---- Data listing

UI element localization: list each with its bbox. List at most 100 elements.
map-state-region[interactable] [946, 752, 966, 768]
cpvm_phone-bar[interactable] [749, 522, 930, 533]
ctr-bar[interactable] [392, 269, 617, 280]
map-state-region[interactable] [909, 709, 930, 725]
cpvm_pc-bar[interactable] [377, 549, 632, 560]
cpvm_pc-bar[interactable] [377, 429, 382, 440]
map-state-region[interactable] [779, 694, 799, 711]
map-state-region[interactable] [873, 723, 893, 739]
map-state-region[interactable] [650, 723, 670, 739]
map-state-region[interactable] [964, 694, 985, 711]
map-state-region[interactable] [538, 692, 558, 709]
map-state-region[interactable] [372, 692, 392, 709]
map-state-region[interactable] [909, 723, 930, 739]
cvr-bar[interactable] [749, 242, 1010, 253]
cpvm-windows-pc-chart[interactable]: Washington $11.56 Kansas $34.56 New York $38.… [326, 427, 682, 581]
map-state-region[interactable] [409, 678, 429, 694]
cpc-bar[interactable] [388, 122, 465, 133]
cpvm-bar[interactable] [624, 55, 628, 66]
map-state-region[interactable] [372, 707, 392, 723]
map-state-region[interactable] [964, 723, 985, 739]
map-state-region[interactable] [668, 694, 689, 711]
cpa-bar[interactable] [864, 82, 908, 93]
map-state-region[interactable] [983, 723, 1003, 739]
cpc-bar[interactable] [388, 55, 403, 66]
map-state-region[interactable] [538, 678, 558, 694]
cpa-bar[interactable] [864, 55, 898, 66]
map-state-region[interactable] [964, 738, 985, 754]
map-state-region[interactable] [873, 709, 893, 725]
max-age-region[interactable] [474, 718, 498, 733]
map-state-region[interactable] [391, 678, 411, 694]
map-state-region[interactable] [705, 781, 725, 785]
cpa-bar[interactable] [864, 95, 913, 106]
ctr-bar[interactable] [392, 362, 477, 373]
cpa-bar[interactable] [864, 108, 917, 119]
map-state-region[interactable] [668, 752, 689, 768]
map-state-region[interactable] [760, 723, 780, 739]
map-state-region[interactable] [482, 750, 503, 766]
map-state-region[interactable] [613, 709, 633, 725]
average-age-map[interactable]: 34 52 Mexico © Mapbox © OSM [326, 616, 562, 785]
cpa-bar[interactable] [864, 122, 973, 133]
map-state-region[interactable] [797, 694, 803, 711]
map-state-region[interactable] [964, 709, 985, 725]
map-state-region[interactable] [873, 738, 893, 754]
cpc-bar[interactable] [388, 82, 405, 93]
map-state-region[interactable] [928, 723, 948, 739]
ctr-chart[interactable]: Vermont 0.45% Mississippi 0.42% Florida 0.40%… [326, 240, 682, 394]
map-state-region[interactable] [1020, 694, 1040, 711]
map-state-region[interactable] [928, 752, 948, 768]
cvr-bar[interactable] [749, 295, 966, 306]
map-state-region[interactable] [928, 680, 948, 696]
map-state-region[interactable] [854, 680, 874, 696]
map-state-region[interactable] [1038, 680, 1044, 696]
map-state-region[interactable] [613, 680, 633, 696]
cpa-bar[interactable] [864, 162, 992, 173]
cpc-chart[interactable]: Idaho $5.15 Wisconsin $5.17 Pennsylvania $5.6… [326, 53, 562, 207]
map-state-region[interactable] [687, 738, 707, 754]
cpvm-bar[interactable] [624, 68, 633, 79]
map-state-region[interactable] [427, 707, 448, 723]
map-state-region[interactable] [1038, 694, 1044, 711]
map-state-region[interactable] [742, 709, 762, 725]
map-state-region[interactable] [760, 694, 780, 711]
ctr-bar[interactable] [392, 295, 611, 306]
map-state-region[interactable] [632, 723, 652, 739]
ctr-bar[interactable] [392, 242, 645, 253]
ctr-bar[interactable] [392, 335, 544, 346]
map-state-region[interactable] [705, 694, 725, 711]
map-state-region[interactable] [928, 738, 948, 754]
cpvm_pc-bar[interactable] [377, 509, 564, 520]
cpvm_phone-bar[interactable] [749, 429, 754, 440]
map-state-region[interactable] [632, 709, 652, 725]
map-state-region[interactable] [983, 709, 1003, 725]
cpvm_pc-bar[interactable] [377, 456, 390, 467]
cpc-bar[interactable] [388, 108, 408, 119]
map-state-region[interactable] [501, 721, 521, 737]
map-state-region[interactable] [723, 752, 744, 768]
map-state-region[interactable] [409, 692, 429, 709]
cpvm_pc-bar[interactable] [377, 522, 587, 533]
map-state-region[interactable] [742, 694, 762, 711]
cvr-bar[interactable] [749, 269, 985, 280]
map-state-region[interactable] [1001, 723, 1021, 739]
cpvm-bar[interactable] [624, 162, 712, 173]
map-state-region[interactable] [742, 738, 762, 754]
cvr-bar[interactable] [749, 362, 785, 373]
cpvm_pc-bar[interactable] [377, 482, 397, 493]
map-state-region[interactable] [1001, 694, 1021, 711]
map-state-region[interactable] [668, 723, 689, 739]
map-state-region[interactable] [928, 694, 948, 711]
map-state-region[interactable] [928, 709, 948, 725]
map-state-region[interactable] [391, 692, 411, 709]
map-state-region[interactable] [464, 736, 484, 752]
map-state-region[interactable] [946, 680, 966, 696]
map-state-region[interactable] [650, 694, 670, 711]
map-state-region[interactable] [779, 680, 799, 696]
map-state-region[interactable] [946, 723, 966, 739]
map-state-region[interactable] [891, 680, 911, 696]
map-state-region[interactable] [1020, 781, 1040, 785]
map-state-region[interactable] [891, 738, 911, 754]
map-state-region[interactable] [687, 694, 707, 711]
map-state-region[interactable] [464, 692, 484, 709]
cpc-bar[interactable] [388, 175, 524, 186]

--------

Give every line of the items above as a Markdown table with two columns, Row for the row number and Line for the line itself, and leave out any blank lines.

▶ **Output below**:
| Row | Line |
|---|---|
| 1 | UI element localization: list each with its bbox. List at most 100 elements. |
| 2 | map-state-region[interactable] [946, 752, 966, 768] |
| 3 | cpvm_phone-bar[interactable] [749, 522, 930, 533] |
| 4 | ctr-bar[interactable] [392, 269, 617, 280] |
| 5 | map-state-region[interactable] [909, 709, 930, 725] |
| 6 | cpvm_pc-bar[interactable] [377, 549, 632, 560] |
| 7 | cpvm_pc-bar[interactable] [377, 429, 382, 440] |
| 8 | map-state-region[interactable] [779, 694, 799, 711] |
| 9 | map-state-region[interactable] [873, 723, 893, 739] |
| 10 | map-state-region[interactable] [650, 723, 670, 739] |
| 11 | map-state-region[interactable] [964, 694, 985, 711] |
| 12 | map-state-region[interactable] [538, 692, 558, 709] |
| 13 | map-state-region[interactable] [372, 692, 392, 709] |
| 14 | map-state-region[interactable] [909, 723, 930, 739] |
| 15 | cvr-bar[interactable] [749, 242, 1010, 253] |
| 16 | cpvm-windows-pc-chart[interactable]: Washington $11.56 Kansas $34.56 New York $38.… [326, 427, 682, 581] |
| 17 | map-state-region[interactable] [409, 678, 429, 694] |
| 18 | cpc-bar[interactable] [388, 122, 465, 133] |
| 19 | cpvm-bar[interactable] [624, 55, 628, 66] |
| 20 | map-state-region[interactable] [372, 707, 392, 723] |
| 21 | map-state-region[interactable] [964, 723, 985, 739] |
| 22 | map-state-region[interactable] [668, 694, 689, 711] |
| 23 | cpa-bar[interactable] [864, 82, 908, 93] |
| 24 | map-state-region[interactable] [983, 723, 1003, 739] |
| 25 | cpc-bar[interactable] [388, 55, 403, 66] |
| 26 | map-state-region[interactable] [538, 678, 558, 694] |
| 27 | cpa-bar[interactable] [864, 55, 898, 66] |
| 28 | map-state-region[interactable] [964, 738, 985, 754] |
| 29 | map-state-region[interactable] [873, 709, 893, 725] |
| 30 | max-age-region[interactable] [474, 718, 498, 733] |
| 31 | map-state-region[interactable] [391, 678, 411, 694] |
| 32 | map-state-region[interactable] [705, 781, 725, 785] |
| 33 | cpa-bar[interactable] [864, 95, 913, 106] |
| 34 | ctr-bar[interactable] [392, 362, 477, 373] |
| 35 | cpa-bar[interactable] [864, 108, 917, 119] |
| 36 | map-state-region[interactable] [668, 752, 689, 768] |
| 37 | map-state-region[interactable] [760, 723, 780, 739] |
| 38 | map-state-region[interactable] [482, 750, 503, 766] |
| 39 | map-state-region[interactable] [613, 709, 633, 725] |
| 40 | average-age-map[interactable]: 34 52 Mexico © Mapbox © OSM [326, 616, 562, 785] |
| 41 | cpa-bar[interactable] [864, 122, 973, 133] |
| 42 | map-state-region[interactable] [797, 694, 803, 711] |
| 43 | map-state-region[interactable] [964, 709, 985, 725] |
| 44 | map-state-region[interactable] [873, 738, 893, 754] |
| 45 | cpc-bar[interactable] [388, 82, 405, 93] |
| 46 | map-state-region[interactable] [928, 723, 948, 739] |
| 47 | ctr-chart[interactable]: Vermont 0.45% Mississippi 0.42% Florida 0.40%… [326, 240, 682, 394] |
| 48 | map-state-region[interactable] [1020, 694, 1040, 711] |
| 49 | map-state-region[interactable] [928, 752, 948, 768] |
| 50 | cvr-bar[interactable] [749, 295, 966, 306] |
| 51 | map-state-region[interactable] [928, 680, 948, 696] |
| 52 | map-state-region[interactable] [854, 680, 874, 696] |
| 53 | map-state-region[interactable] [1038, 680, 1044, 696] |
| 54 | map-state-region[interactable] [613, 680, 633, 696] |
| 55 | cpa-bar[interactable] [864, 162, 992, 173] |
| 56 | cpc-chart[interactable]: Idaho $5.15 Wisconsin $5.17 Pennsylvania $5.6… [326, 53, 562, 207] |
| 57 | map-state-region[interactable] [687, 738, 707, 754] |
| 58 | cpvm-bar[interactable] [624, 68, 633, 79] |
| 59 | map-state-region[interactable] [427, 707, 448, 723] |
| 60 | map-state-region[interactable] [1038, 694, 1044, 711] |
| 61 | map-state-region[interactable] [742, 709, 762, 725] |
| 62 | map-state-region[interactable] [760, 694, 780, 711] |
| 63 | ctr-bar[interactable] [392, 295, 611, 306] |
| 64 | map-state-region[interactable] [632, 723, 652, 739] |
| 65 | ctr-bar[interactable] [392, 242, 645, 253] |
| 66 | ctr-bar[interactable] [392, 335, 544, 346] |
| 67 | map-state-region[interactable] [705, 694, 725, 711] |
| 68 | map-state-region[interactable] [928, 738, 948, 754] |
| 69 | cpvm_pc-bar[interactable] [377, 509, 564, 520] |
| 70 | cpvm_phone-bar[interactable] [749, 429, 754, 440] |
| 71 | map-state-region[interactable] [632, 709, 652, 725] |
| 72 | map-state-region[interactable] [983, 709, 1003, 725] |
| 73 | cpvm_pc-bar[interactable] [377, 456, 390, 467] |
| 74 | cpc-bar[interactable] [388, 108, 408, 119] |
| 75 | map-state-region[interactable] [501, 721, 521, 737] |
| 76 | map-state-region[interactable] [723, 752, 744, 768] |
| 77 | map-state-region[interactable] [409, 692, 429, 709] |
| 78 | cpvm_pc-bar[interactable] [377, 522, 587, 533] |
| 79 | map-state-region[interactable] [742, 694, 762, 711] |
| 80 | cvr-bar[interactable] [749, 269, 985, 280] |
| 81 | map-state-region[interactable] [1001, 723, 1021, 739] |
| 82 | cpvm-bar[interactable] [624, 162, 712, 173] |
| 83 | map-state-region[interactable] [742, 738, 762, 754] |
| 84 | cvr-bar[interactable] [749, 362, 785, 373] |
| 85 | cpvm_pc-bar[interactable] [377, 482, 397, 493] |
| 86 | map-state-region[interactable] [1001, 694, 1021, 711] |
| 87 | map-state-region[interactable] [668, 723, 689, 739] |
| 88 | map-state-region[interactable] [928, 694, 948, 711] |
| 89 | map-state-region[interactable] [928, 709, 948, 725] |
| 90 | map-state-region[interactable] [391, 692, 411, 709] |
| 91 | map-state-region[interactable] [464, 736, 484, 752] |
| 92 | map-state-region[interactable] [946, 680, 966, 696] |
| 93 | map-state-region[interactable] [650, 694, 670, 711] |
| 94 | map-state-region[interactable] [779, 680, 799, 696] |
| 95 | map-state-region[interactable] [946, 723, 966, 739] |
| 96 | map-state-region[interactable] [891, 680, 911, 696] |
| 97 | map-state-region[interactable] [1020, 781, 1040, 785] |
| 98 | map-state-region[interactable] [891, 738, 911, 754] |
| 99 | map-state-region[interactable] [687, 694, 707, 711] |
| 100 | map-state-region[interactable] [464, 692, 484, 709] |
| 101 | cpc-bar[interactable] [388, 175, 524, 186] |